━━━ Entries shown
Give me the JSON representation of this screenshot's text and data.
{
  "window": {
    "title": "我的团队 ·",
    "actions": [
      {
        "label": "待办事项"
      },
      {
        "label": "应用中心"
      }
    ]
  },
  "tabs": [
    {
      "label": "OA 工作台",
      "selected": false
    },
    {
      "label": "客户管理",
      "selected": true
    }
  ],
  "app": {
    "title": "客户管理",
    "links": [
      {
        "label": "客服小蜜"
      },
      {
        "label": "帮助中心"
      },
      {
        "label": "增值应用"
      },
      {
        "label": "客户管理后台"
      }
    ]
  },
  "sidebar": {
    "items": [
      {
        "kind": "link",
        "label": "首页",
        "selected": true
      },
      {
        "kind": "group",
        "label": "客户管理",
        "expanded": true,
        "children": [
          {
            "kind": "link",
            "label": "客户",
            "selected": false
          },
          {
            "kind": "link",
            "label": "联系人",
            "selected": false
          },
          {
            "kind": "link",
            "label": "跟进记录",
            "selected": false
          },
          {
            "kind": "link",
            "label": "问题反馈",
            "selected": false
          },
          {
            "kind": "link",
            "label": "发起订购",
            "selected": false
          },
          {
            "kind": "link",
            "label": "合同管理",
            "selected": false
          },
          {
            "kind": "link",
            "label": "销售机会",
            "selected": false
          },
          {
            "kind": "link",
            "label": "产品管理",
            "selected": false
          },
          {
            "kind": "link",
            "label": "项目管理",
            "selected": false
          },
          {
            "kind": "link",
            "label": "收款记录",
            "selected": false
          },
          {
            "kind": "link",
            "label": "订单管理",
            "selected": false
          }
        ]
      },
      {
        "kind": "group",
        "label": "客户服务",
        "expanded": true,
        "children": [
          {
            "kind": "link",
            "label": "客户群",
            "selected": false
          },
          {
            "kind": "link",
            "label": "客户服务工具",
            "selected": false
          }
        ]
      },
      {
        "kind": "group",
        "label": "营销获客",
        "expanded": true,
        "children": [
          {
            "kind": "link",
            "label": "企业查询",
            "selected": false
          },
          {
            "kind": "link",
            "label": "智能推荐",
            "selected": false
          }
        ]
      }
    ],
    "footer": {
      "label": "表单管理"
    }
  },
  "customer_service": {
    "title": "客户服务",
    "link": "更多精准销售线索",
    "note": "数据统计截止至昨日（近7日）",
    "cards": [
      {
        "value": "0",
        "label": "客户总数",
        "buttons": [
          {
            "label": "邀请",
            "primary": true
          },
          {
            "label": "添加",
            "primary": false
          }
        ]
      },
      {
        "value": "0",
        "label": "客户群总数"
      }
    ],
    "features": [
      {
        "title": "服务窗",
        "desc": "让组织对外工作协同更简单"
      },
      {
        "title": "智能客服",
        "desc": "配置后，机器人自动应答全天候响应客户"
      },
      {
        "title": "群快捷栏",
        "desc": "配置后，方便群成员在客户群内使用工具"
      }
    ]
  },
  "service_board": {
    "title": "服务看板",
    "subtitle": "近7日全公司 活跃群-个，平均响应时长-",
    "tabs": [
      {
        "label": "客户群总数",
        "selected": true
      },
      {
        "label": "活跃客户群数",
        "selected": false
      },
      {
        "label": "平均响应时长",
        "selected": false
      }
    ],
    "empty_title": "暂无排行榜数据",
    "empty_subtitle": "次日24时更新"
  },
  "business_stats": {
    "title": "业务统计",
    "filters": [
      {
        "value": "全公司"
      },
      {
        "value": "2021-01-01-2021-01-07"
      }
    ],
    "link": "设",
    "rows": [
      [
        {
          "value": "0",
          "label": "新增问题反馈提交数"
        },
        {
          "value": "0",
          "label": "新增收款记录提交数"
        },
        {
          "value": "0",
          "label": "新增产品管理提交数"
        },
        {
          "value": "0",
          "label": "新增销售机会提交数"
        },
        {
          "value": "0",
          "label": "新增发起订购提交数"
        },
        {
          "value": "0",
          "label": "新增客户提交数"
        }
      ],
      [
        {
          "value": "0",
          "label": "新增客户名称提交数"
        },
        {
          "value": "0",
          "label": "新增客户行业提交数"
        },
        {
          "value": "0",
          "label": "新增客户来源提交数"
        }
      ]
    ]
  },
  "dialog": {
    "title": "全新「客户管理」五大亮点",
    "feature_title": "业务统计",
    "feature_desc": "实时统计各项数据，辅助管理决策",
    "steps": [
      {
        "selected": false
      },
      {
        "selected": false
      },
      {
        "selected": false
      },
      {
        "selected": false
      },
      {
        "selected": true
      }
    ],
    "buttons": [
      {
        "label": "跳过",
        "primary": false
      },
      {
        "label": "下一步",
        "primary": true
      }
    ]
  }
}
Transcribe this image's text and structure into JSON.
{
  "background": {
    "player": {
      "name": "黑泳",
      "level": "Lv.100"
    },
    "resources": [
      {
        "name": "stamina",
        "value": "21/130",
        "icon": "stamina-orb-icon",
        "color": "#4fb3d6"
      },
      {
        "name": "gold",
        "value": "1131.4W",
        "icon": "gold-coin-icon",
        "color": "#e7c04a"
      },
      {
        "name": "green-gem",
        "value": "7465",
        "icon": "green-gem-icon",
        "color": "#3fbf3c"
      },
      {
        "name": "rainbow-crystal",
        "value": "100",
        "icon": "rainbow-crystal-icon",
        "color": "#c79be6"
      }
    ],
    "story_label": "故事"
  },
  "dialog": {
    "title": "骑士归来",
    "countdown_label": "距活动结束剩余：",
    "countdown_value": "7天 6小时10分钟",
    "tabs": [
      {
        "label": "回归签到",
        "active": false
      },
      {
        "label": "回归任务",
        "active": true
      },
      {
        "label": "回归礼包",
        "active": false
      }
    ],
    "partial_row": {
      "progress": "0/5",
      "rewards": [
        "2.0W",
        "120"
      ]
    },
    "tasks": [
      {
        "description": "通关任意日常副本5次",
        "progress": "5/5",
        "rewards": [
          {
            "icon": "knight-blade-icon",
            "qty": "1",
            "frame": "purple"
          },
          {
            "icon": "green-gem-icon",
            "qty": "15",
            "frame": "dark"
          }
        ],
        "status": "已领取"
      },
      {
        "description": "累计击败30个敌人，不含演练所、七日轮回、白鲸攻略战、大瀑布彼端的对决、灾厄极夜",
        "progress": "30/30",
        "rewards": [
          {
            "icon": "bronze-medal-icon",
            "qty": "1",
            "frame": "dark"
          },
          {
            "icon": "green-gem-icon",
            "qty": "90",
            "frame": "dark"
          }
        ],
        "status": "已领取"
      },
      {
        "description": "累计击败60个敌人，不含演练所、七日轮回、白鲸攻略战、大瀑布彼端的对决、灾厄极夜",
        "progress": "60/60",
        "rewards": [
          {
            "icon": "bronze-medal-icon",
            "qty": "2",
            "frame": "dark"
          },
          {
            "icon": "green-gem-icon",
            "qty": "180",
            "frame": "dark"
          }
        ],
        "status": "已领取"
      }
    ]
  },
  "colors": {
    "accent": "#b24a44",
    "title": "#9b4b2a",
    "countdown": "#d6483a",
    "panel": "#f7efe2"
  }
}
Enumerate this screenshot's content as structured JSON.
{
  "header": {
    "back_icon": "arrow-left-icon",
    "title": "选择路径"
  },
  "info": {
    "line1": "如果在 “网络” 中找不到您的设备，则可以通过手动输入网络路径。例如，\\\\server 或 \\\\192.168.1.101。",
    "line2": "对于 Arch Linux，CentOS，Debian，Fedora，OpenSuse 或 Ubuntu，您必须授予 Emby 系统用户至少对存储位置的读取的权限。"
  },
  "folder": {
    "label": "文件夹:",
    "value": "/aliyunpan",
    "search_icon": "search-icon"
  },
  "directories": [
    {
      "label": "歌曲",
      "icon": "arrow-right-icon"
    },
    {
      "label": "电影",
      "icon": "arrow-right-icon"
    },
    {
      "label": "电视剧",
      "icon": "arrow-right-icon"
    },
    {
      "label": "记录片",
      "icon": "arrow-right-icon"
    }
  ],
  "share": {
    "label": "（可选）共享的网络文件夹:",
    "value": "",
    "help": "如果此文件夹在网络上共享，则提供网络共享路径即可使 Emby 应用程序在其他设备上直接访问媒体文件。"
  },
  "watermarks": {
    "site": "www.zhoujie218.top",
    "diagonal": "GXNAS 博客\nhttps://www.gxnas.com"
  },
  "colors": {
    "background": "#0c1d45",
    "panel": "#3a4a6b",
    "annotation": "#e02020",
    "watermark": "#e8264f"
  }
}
━━━━━━
The exercise. From the line holding "Enumerate this screenshot's" through the last line above, reproduce each line exactly and add nothing.

Output of the exercise.
Enumerate this screenshot's content as structured JSON.
{
  "header": {
    "back_icon": "arrow-left-icon",
    "title": "选择路径"
  },
  "info": {
    "line1": "如果在 “网络” 中找不到您的设备，则可以通过手动输入网络路径。例如，\\\\server 或 \\\\192.168.1.101。",
    "line2": "对于 Arch Linux，CentOS，Debian，Fedora，OpenSuse 或 Ubuntu，您必须授予 Emby 系统用户至少对存储位置的读取的权限。"
  },
  "folder": {
    "label": "文件夹:",
    "value": "/aliyunpan",
    "search_icon": "search-icon"
  },
  "directories": [
    {
      "label": "歌曲",
      "icon": "arrow-right-icon"
    },
    {
      "label": "电影",
      "icon": "arrow-right-icon"
    },
    {
      "label": "电视剧",
      "icon": "arrow-right-icon"
    },
    {
      "label": "记录片",
      "icon": "arrow-right-icon"
    }
  ],
  "share": {
    "label": "（可选）共享的网络文件夹:",
    "value": "",
    "help": "如果此文件夹在网络上共享，则提供网络共享路径即可使 Emby 应用程序在其他设备上直接访问媒体文件。"
  },
  "watermarks": {
    "site": "www.zhoujie218.top",
    "diagonal": "GXNAS 博客\nhttps://www.gxnas.com"
  },
  "colors": {
    "background": "#0c1d45",
    "panel": "#3a4a6b",
    "annotation": "#e02020",
    "watermark": "#e8264f"
  }
}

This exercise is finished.